*Written task*: Every line that contains the word "events" should be copied out.

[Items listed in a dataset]
========================================================================

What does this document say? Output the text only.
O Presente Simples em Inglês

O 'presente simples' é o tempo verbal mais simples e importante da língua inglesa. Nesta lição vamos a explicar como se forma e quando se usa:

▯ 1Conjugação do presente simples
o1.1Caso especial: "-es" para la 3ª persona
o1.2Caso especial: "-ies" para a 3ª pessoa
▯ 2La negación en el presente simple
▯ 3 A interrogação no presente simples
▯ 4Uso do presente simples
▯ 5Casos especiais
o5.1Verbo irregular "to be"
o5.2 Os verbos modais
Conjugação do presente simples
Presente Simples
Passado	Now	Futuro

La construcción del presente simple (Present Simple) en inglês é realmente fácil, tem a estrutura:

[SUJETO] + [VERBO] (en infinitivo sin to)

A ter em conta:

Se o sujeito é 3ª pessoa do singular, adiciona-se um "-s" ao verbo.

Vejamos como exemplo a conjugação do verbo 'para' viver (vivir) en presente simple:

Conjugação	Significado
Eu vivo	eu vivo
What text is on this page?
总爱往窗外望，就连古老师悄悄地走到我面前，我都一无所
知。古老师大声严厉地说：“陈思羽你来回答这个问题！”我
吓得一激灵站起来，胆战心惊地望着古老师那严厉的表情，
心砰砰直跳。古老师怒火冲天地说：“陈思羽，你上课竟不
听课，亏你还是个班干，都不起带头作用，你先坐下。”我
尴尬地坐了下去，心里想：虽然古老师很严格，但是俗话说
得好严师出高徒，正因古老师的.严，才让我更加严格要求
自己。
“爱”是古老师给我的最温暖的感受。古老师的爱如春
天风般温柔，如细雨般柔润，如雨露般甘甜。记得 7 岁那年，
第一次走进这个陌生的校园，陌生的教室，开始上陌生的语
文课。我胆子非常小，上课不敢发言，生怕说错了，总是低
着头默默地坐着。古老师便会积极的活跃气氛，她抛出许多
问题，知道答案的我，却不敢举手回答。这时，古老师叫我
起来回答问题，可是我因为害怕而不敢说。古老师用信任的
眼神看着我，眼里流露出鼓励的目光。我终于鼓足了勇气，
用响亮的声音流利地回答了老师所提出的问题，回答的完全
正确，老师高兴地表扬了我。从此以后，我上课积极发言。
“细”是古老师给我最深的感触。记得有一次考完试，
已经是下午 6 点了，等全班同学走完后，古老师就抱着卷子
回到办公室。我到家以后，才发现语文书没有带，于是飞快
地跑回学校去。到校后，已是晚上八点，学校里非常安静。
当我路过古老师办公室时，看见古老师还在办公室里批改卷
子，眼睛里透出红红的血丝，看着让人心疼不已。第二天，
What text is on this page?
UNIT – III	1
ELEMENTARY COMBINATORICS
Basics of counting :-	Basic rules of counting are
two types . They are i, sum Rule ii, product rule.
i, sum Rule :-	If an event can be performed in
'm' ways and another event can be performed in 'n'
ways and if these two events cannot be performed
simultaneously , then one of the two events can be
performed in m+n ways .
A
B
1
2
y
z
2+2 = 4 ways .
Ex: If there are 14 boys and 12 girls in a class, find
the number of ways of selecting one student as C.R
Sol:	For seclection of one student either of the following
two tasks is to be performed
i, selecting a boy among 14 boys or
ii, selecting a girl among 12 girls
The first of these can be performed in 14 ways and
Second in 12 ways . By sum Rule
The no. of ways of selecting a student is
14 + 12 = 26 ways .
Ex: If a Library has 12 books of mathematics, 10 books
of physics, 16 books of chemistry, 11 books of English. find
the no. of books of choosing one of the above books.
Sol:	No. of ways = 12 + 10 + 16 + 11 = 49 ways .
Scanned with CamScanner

========================================================================

*Written response*:
ways and if these two events cannot be performed
simultaneously , then one of the two events can be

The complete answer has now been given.